Gather each line of the entries below that includes "Read".

• **Listed records**:

╭──

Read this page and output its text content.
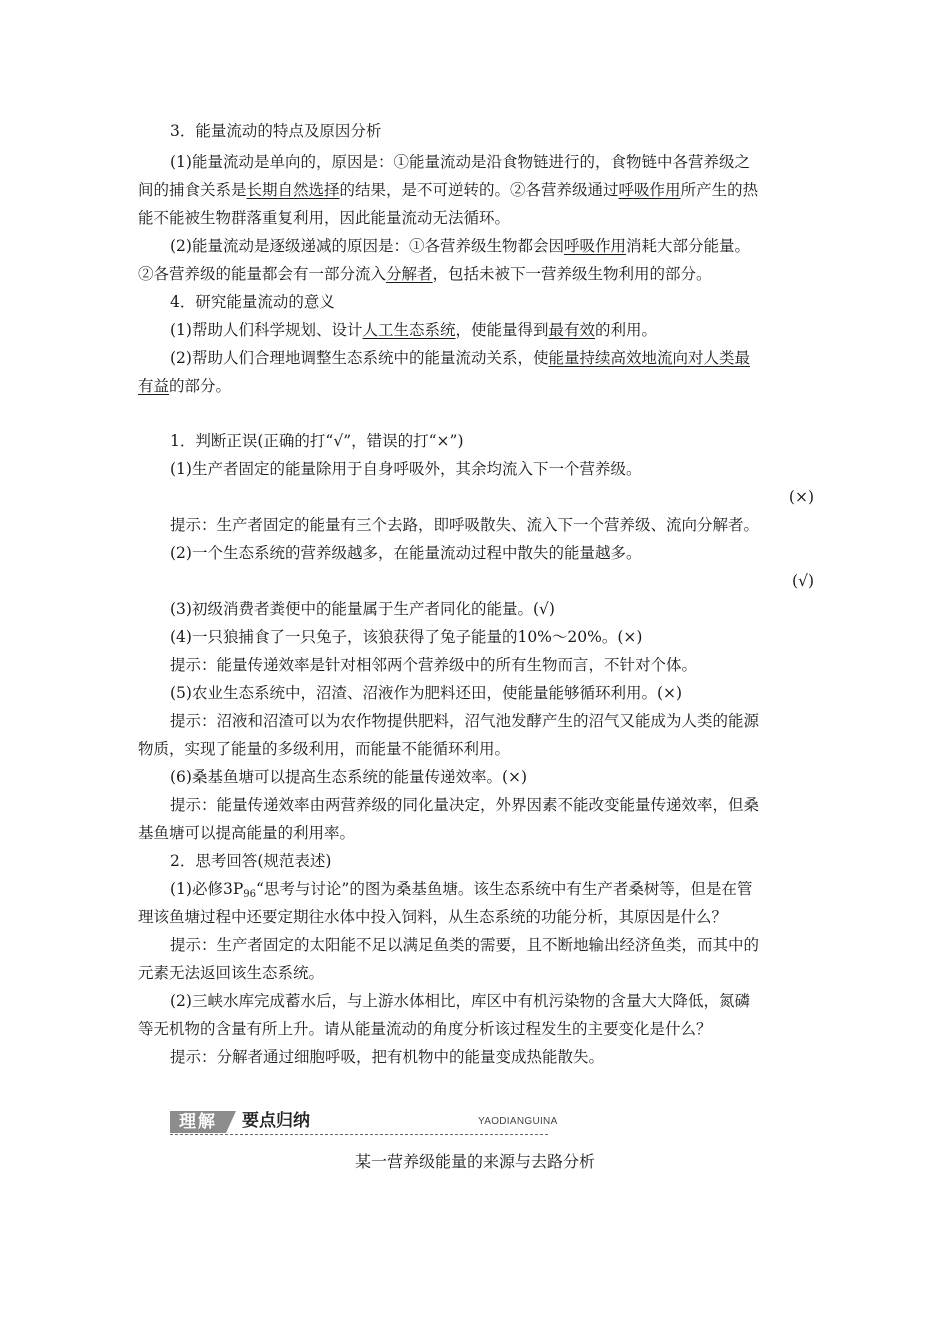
3．能量流动的特点及原因分析
(1)能量流动是单向的，原因是：①能量流动是沿食物链进行的，食物链中各营养级之
间的捕食关系是长期自然选择的结果，是不可逆转的。②各营养级通过呼吸作用所产生的热
能不能被生物群落重复利用，因此能量流动无法循环。
(2)能量流动是逐级递减的原因是：①各营养级生物都会因呼吸作用消耗大部分能量。
②各营养级的能量都会有一部分流入分解者，包括未被下一营养级生物利用的部分。
4．研究能量流动的意义
(1)帮助人们科学规划、设计人工生态系统，使能量得到最有效的利用。
(2)帮助人们合理地调整生态系统中的能量流动关系，使能量持续高效地流向对人类最
有益的部分。
1．判断正误(正确的打“√”，错误的打“×”)
(1)生产者固定的能量除用于自身呼吸外，其余均流入下一个营养级。
(×)
提示：生产者固定的能量有三个去路，即呼吸散失、流入下一个营养级、流向分解者。
(2)一个生态系统的营养级越多，在能量流动过程中散失的能量越多。
(√)
(3)初级消费者粪便中的能量属于生产者同化的能量。(√)
(4)一只狼捕食了一只兔子，该狼获得了兔子能量的10%～20%。(×)
提示：能量传递效率是针对相邻两个营养级中的所有生物而言，不针对个体。
(5)农业生态系统中，沼渣、沼液作为肥料还田，使能量能够循环利用。(×)
提示：沼液和沼渣可以为农作物提供肥料，沼气池发酵产生的沼气又能成为人类的能源
物质，实现了能量的多级利用，而能量不能循环利用。
(6)桑基鱼塘可以提高生态系统的能量传递效率。(×)
提示：能量传递效率由两营养级的同化量决定，外界因素不能改变能量传递效率，但桑
基鱼塘可以提高能量的利用率。
2．思考回答(规范表述)
(1)必修$3P_{96}“$思考与讨论”的图为桑基鱼塘。该生态系统中有生产者桑树等，但是在管
理该鱼塘过程中还要定期往水体中投入饲料，从生态系统的功能分析，其原因是什么？
提示：生产者固定的太阳能不足以满足鱼类的需要，且不断地输出经济鱼类，而其中的
元素无法返回该生态系统。
(2)三峡水库完成蓄水后，与上游水体相比，库区中有机污染物的含量大大降低，氮磷
等无机物的含量有所上升。请从能量流动的角度分析该过程发生的主要变化是什么？
提示：分解者通过细胞呼吸，把有机物中的能量变成热能散失。
理解	要点归纳	YAODIANGUINA
某一营养级能量的来源与去路分析
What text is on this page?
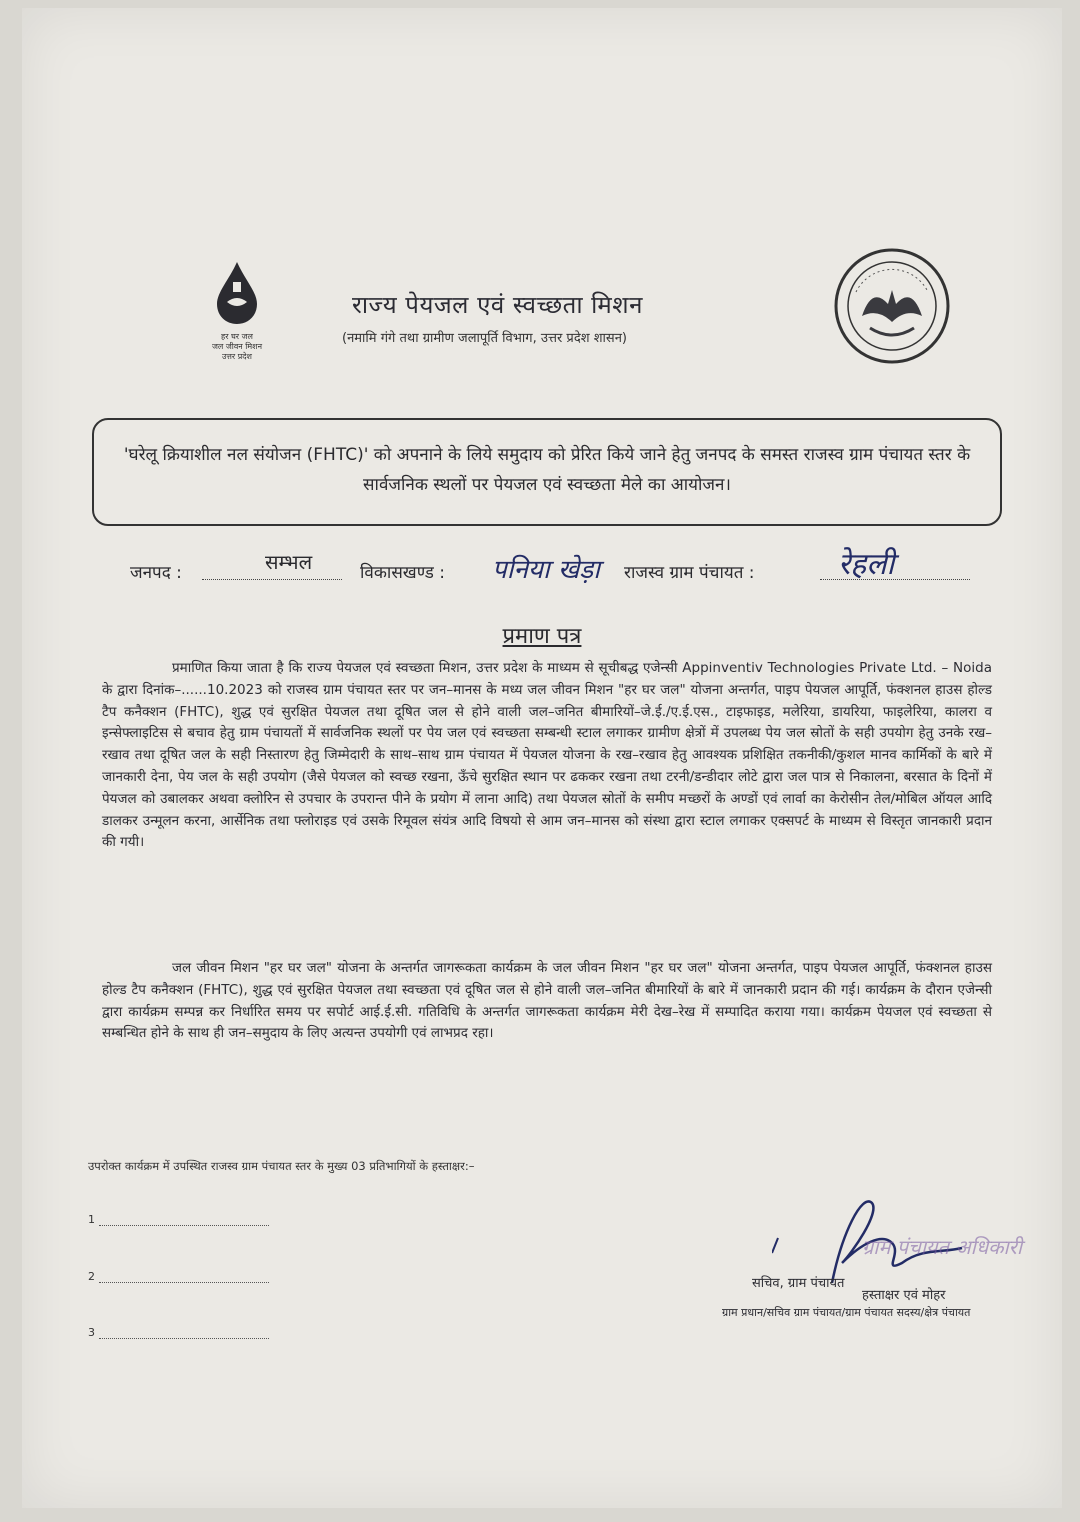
हर घर जल
जल जीवन मिशन
उत्तर प्रदेश
राज्य पेयजल एवं स्वच्छता मिशन
(नमामि गंगे तथा ग्रामीण जलापूर्ति विभाग, उत्तर प्रदेश शासन)
'घरेलू क्रियाशील नल संयोजन (FHTC)' को अपनाने के लिये समुदाय को प्रेरित किये जाने हेतु जनपद के समस्त राजस्व ग्राम पंचायत स्तर के सार्वजनिक स्थलों पर पेयजल एवं स्वच्छता मेले का आयोजन।
जनपद :	सम्भल	विकासखण्ड : पनिया खेड़ा राजस्व ग्राम पंचायत :	रेहली
प्रमाण पत्र
प्रमाणित किया जाता है कि राज्य पेयजल एवं स्वच्छता मिशन, उत्तर प्रदेश के माध्यम से सूचीबद्ध एजेन्सी Appinventiv Technologies Private Ltd. – Noida के द्वारा दिनांक–......10.2023 को राजस्व ग्राम पंचायत स्तर पर जन–मानस के मध्य जल जीवन मिशन "हर घर जल" योजना अन्तर्गत, पाइप पेयजल आपूर्ति, फंक्शनल हाउस होल्ड टैप कनैक्शन (FHTC), शुद्ध एवं सुरक्षित पेयजल तथा दूषित जल से होने वाली जल–जनित बीमारियों–जे.ई./ए.ई.एस., टाइफाइड, मलेरिया, डायरिया, फाइलेरिया, कालरा व इन्सेफ्लाइटिस से बचाव हेतु ग्राम पंचायतों में सार्वजनिक स्थलों पर पेय जल एवं स्वच्छता सम्बन्धी स्टाल लगाकर ग्रामीण क्षेत्रों में उपलब्ध पेय जल स्रोतों के सही उपयोग हेतु उनके रख–रखाव तथा दूषित जल के सही निस्तारण हेतु जिम्मेदारी के साथ–साथ ग्राम पंचायत में पेयजल योजना के रख–रखाव हेतु आवश्यक प्रशिक्षित तकनीकी/कुशल मानव कार्मिकों के बारे में जानकारी देना, पेय जल के सही उपयोग (जैसे पेयजल को स्वच्छ रखना, ऊँचे सुरक्षित स्थान पर ढककर रखना तथा टरनी/डन्डीदार लोटे द्वारा जल पात्र से निकालना, बरसात के दिनों में पेयजल को उबालकर अथवा क्लोरिन से उपचार के उपरान्त पीने के प्रयोग में लाना आदि) तथा पेयजल स्रोतों के समीप मच्छरों के अण्डों एवं लार्वा का केरोसीन तेल/मोबिल ऑयल आदि डालकर उन्मूलन करना, आर्सेनिक तथा फ्लोराइड एवं उसके रिमूवल संयंत्र आदि विषयो से आम जन–मानस को संस्था द्वारा स्टाल लगाकर एक्सपर्ट के माध्यम से विस्तृत जानकारी प्रदान की गयी।
जल जीवन मिशन "हर घर जल" योजना के अन्तर्गत जागरूकता कार्यक्रम के जल जीवन मिशन "हर घर जल" योजना अन्तर्गत, पाइप पेयजल आपूर्ति, फंक्शनल हाउस होल्ड टैप कनैक्शन (FHTC), शुद्ध एवं सुरक्षित पेयजल तथा स्वच्छता एवं दूषित जल से होने वाली जल–जनित बीमारियों के बारे में जानकारी प्रदान की गई। कार्यक्रम के दौरान एजेन्सी द्वारा कार्यक्रम सम्पन्न कर निर्धारित समय पर सपोर्ट आई.ई.सी. गतिविधि के अन्तर्गत जागरूकता कार्यक्रम मेरी देख–रेख में सम्पादित कराया गया। कार्यक्रम पेयजल एवं स्वच्छता से सम्बन्धित होने के साथ ही जन–समुदाय के लिए अत्यन्त उपयोगी एवं लाभप्रद रहा।
उपरोक्त कार्यक्रम में उपस्थित राजस्व ग्राम पंचायत स्तर के मुख्य 03 प्रतिभागियों के हस्ताक्षर:–
1
2
3
ग्राम पंचायत अधिकारी
सचिव, ग्राम पंचायत
हस्ताक्षर एवं मोहर
ग्राम प्रधान/सचिव ग्राम पंचायत/ग्राम पंचायत सदस्य/क्षेत्र पंचायत
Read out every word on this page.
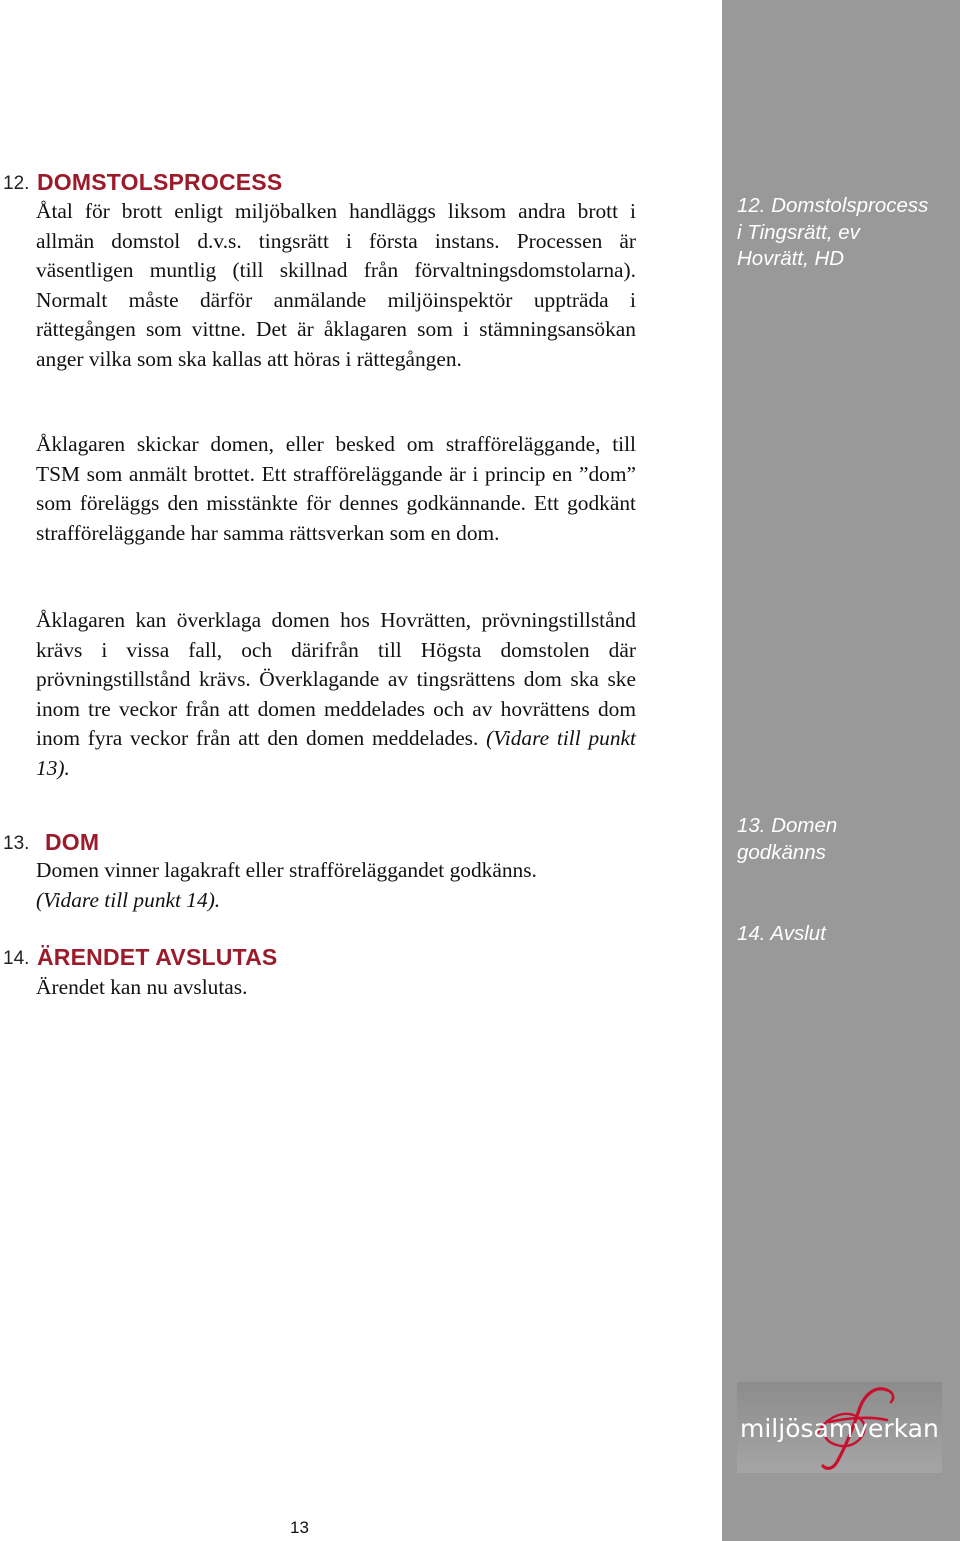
12. DOMSTOLSPROCESS

Åtal för brott enligt miljöbalken handläggs liksom andra brott i allmän domstol d.v.s. tingsrätt i första instans. Processen är väsentligen muntlig (till skillnad från förvaltningsdomstolarna). Normalt måste därför anmälande miljöinspektör uppträda i rättegången som vittne. Det är åklagaren som i stämningsansökan anger vilka som ska kallas att höras i rättegången.

Åklagaren skickar domen, eller besked om strafföreläggande, till TSM som anmält brottet. Ett strafföreläggande är i princip en ”dom” som föreläggs den misstänkte för dennes godkännande. Ett godkänt strafföreläggande har samma rättsverkan som en dom.

Åklagaren kan överklaga domen hos Hovrätten, prövningstillstånd krävs i vissa fall, och därifrån till Högsta domstolen där prövningstillstånd krävs. Överklagande av tingsrättens dom ska ske inom tre veckor från att domen meddelades och av hovrättens dom inom fyra veckor från att den domen meddelades. (Vidare till punkt 13).

13. DOM

Domen vinner lagakraft eller strafföreläggandet godkänns.
(Vidare till punkt 14).

14. ÄRENDET AVSLUTAS

Ärendet kan nu avslutas.

12. Domstolsprocess i Tingsrätt, ev Hovrätt, HD
13. Domen godkänns
14. Avslut
miljösamverkan
13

╰──

• **Final result**:
Read this page and output its text content.
Read out every word on this page.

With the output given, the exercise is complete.